- [WHAT THE TASK ASKS]: Pick out every line of the entries below where "khoa" occurs, and copy those lines.
*** PROVIDED DATA
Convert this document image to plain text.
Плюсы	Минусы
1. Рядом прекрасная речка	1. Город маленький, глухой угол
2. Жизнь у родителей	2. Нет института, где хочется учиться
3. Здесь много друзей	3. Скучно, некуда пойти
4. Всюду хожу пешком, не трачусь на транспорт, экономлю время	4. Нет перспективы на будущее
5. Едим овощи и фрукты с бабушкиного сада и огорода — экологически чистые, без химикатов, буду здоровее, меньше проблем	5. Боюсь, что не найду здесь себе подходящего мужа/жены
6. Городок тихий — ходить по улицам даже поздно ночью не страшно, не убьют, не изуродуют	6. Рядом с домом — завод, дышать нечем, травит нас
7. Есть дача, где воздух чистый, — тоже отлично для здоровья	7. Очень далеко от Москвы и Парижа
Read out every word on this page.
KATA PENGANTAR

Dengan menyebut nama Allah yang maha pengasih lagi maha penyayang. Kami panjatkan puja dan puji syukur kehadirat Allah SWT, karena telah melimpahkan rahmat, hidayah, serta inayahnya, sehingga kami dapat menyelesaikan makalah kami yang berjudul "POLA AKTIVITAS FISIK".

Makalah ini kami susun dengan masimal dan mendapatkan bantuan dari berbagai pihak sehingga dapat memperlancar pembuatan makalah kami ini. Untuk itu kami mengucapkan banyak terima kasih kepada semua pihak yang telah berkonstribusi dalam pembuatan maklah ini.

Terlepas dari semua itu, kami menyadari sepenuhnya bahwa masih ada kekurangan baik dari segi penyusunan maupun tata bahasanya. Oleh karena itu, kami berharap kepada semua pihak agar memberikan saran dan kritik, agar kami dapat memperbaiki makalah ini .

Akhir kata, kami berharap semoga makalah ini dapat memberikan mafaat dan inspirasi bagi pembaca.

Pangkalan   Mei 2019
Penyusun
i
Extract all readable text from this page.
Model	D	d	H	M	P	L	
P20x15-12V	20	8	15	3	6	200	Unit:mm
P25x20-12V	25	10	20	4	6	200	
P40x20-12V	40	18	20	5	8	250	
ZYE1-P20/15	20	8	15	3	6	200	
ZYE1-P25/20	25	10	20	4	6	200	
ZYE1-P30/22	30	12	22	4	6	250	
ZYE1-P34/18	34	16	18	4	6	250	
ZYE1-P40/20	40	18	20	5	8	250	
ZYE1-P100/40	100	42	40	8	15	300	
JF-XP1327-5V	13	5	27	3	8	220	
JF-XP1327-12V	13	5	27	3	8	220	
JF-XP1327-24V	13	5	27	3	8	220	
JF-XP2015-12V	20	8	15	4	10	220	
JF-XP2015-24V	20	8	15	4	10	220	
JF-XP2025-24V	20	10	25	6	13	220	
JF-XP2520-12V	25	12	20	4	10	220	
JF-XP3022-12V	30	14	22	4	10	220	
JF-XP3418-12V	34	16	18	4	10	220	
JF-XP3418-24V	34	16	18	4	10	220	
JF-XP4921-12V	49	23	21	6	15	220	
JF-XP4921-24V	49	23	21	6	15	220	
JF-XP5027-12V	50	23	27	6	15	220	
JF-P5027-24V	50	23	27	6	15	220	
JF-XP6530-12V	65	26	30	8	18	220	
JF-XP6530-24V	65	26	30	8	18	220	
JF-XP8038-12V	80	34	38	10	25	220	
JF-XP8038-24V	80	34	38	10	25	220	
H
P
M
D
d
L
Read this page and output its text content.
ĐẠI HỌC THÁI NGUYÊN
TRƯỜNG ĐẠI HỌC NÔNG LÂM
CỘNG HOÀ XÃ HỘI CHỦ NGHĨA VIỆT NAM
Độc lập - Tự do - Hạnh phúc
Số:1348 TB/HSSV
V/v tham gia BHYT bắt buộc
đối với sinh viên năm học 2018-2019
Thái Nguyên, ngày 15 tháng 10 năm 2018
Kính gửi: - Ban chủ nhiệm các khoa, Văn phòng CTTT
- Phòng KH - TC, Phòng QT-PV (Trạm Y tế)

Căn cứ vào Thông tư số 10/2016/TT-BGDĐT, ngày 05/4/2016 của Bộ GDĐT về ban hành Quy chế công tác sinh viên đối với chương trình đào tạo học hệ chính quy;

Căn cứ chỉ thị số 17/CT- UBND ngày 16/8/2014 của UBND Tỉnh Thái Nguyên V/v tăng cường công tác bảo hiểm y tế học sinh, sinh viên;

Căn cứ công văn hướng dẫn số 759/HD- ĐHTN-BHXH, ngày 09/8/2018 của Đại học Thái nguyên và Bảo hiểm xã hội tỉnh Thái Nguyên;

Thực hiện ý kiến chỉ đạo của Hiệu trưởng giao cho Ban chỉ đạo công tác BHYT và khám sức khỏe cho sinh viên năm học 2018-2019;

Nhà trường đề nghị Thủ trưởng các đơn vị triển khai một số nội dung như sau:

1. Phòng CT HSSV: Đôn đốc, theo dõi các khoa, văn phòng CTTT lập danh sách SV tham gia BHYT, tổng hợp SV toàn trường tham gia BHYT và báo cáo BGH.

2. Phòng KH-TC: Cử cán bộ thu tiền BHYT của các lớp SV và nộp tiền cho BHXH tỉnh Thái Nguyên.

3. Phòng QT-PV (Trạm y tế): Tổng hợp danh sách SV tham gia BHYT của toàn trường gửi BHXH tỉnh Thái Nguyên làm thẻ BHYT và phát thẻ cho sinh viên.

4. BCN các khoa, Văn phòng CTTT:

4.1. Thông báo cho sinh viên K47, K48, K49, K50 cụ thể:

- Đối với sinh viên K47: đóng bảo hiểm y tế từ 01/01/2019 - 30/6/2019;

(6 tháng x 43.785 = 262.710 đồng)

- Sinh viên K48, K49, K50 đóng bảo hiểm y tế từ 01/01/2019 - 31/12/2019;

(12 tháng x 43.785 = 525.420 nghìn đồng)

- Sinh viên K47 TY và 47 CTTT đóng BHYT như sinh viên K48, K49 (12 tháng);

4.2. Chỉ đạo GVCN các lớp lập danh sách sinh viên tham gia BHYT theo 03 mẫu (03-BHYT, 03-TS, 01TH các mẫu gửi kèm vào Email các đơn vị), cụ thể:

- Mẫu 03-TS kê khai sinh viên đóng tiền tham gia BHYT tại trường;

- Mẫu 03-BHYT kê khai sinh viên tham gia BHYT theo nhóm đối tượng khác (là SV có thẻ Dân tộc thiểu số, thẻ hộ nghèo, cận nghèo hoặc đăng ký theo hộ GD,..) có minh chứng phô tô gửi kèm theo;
******
- [TASK RESULT]:
Kính gửi: - Ban chủ nhiệm các khoa, Văn phòng CTTT
1. Phòng CT HSSV: Đôn đốc, theo dõi các khoa, văn phòng CTTT lập danh sách SV tham gia BHYT, tổng hợp SV toàn trường tham gia BHYT và báo cáo BGH.
4. BCN các khoa, Văn phòng CTTT:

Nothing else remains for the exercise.